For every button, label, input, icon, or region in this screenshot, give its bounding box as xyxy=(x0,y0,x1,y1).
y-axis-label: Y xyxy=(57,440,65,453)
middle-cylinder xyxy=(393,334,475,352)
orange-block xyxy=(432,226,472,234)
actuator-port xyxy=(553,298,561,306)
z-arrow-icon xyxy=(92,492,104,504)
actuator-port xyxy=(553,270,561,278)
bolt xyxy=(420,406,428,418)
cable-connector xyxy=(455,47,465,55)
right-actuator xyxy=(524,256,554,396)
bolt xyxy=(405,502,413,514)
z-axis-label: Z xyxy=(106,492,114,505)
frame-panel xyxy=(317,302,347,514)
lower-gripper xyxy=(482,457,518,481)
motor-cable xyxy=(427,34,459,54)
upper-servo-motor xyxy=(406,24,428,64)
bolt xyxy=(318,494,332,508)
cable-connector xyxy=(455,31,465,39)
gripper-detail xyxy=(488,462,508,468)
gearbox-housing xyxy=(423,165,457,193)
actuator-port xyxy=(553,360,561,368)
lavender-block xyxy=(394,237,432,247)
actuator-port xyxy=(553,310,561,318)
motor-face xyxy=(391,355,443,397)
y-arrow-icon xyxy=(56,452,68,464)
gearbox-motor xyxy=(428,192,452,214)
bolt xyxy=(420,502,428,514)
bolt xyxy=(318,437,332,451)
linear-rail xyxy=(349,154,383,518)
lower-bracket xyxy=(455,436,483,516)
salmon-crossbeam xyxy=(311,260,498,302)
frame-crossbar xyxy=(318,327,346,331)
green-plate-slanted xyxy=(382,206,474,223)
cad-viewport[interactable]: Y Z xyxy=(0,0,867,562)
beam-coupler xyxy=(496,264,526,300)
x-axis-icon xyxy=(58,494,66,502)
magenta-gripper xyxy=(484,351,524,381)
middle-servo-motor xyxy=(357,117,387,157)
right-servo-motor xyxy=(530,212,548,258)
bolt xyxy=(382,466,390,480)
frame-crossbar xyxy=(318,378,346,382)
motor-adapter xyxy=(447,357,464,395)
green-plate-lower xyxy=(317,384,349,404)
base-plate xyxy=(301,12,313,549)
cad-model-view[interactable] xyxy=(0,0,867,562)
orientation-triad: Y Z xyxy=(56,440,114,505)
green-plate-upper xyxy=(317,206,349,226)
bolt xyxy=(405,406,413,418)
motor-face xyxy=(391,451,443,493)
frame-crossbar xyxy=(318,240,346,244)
==
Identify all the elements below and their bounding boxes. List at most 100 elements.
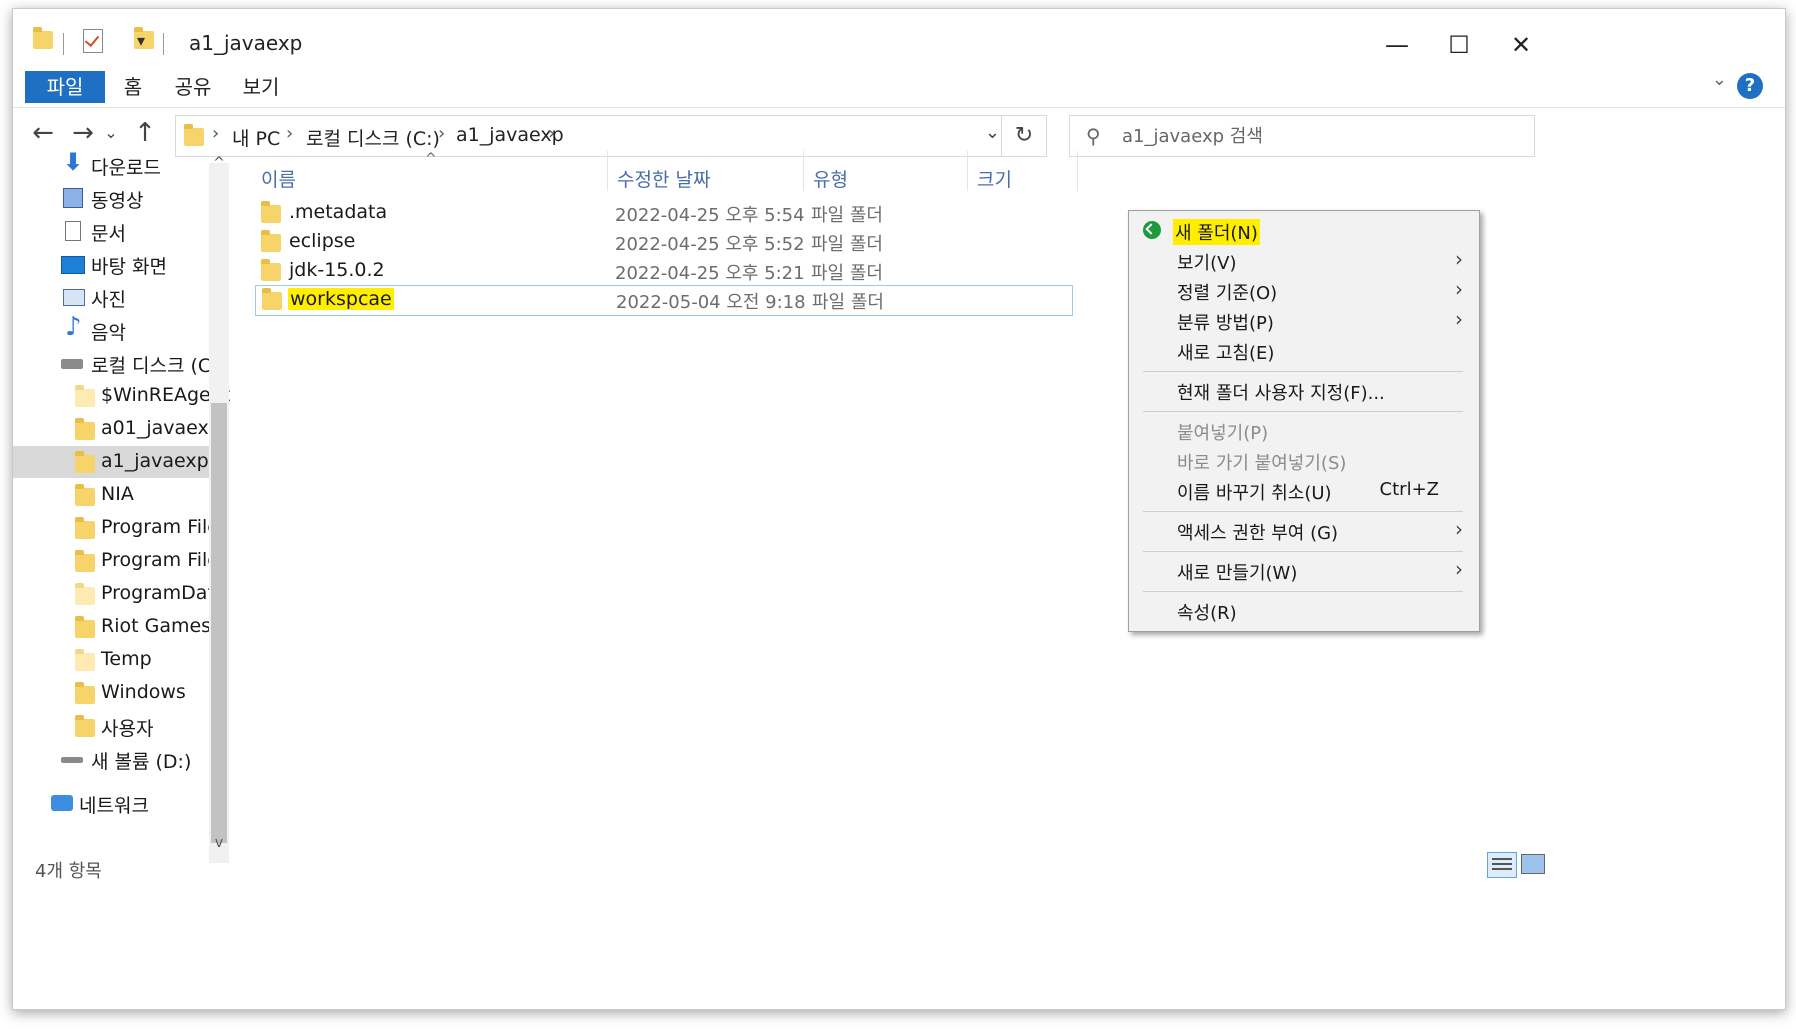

» Short exercise
Could you recast the lines starting with the one that contains "For every button, label, input, icon, or" and going on through the one that contains "cable-connector xyxy=(455,47,465,55)" as a Markdown table with the columns Row and Line, leaving out any blank lines?

» Answer in full
| Row | Line |
|---|---|
| 1 | For every button, label, input, icon, or region in this screenshot, give its bounding box as xyxy=(x0,y0,x1,y1). |
| 2 | y-axis-label: Y xyxy=(57,440,65,453) |
| 3 | middle-cylinder xyxy=(393,334,475,352) |
| 4 | orange-block xyxy=(432,226,472,234) |
| 5 | actuator-port xyxy=(553,298,561,306) |
| 6 | z-arrow-icon xyxy=(92,492,104,504) |
| 7 | actuator-port xyxy=(553,270,561,278) |
| 8 | bolt xyxy=(420,406,428,418) |
| 9 | cable-connector xyxy=(455,47,465,55) |